What you will do> Set down the material once more, exactly as it appears.

Task input>
============

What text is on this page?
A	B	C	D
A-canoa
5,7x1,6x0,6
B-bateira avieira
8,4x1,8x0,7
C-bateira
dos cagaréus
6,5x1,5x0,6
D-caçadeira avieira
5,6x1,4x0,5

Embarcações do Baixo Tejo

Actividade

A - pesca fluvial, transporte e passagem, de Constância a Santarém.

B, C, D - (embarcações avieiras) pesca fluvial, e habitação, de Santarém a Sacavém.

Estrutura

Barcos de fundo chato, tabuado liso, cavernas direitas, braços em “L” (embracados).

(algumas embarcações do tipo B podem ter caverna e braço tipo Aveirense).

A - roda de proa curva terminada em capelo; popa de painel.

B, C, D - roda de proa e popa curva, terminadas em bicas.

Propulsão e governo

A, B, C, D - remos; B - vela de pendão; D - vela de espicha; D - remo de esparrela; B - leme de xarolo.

============

Answer to this problem>
What text is on this page?
A	B	C	D
A-canoa
5,7x1,6x0,6
B-bateira avieira
8,4x1,8x0,7
C-bateira
dos cagaréus
6,5x1,5x0,6
D-caçadeira avieira
5,6x1,4x0,5

Embarcações do Baixo Tejo

Actividade

A - pesca fluvial, transporte e passagem, de Constância a Santarém.

B, C, D - (embarcações avieiras) pesca fluvial, e habitação, de Santarém a Sacavém.

Estrutura

Barcos de fundo chato, tabuado liso, cavernas direitas, braços em “L” (embracados).

(algumas embarcações do tipo B podem ter caverna e braço tipo Aveirense).

A - roda de proa curva terminada em capelo; popa de painel.

B, C, D - roda de proa e popa curva, terminadas em bicas.

Propulsão e governo

A, B, C, D - remos; B - vela de pendão; D - vela de espicha; D - remo de esparrela; B - leme de xarolo.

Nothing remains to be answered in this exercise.